JOB >>
Copy each line below that includes "text".

DATA LISTING >>
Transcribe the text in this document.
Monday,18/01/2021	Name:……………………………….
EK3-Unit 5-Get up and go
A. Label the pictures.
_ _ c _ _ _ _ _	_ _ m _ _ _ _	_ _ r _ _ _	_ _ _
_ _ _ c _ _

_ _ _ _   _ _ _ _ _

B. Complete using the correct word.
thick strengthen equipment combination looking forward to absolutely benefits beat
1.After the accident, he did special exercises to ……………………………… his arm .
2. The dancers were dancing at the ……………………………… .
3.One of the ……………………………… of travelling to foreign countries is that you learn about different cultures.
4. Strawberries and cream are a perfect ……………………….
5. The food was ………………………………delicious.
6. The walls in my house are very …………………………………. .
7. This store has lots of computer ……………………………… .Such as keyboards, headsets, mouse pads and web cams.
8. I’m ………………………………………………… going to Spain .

...

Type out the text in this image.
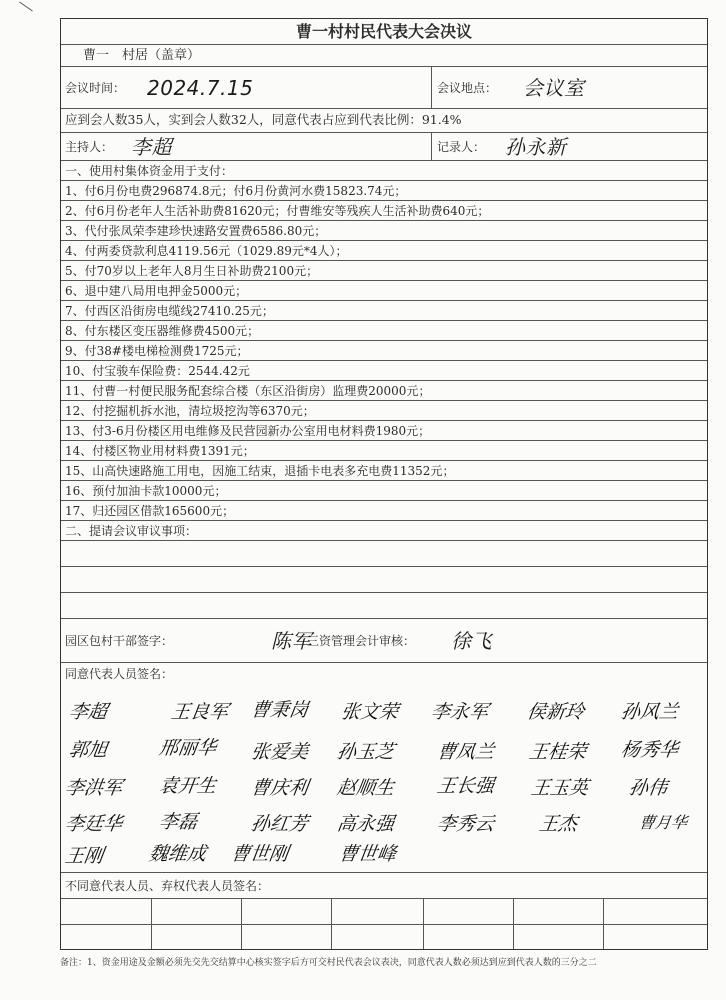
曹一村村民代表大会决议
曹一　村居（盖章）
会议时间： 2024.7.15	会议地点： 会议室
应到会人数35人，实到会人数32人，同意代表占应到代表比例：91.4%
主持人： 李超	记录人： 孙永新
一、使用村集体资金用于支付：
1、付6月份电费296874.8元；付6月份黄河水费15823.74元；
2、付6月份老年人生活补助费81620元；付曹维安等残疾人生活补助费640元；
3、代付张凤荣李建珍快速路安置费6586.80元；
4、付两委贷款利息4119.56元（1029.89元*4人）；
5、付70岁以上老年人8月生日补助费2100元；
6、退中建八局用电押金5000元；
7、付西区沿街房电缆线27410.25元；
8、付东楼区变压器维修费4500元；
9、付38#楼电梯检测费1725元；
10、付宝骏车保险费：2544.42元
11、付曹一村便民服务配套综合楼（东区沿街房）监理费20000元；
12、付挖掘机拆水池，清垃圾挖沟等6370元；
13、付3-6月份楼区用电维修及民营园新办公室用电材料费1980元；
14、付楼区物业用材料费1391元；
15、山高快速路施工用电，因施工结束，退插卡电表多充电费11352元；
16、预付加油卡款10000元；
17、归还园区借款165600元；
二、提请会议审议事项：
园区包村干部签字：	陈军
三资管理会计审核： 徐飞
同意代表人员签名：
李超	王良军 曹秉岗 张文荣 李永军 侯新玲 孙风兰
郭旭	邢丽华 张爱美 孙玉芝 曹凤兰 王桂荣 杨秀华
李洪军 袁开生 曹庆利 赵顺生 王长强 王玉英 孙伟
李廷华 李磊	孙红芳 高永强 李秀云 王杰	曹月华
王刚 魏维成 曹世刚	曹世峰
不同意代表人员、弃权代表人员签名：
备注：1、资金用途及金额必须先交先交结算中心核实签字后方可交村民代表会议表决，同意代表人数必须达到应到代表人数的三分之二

IN RESPONSE >>
Transcribe the text in this document.
Type out the text in this image.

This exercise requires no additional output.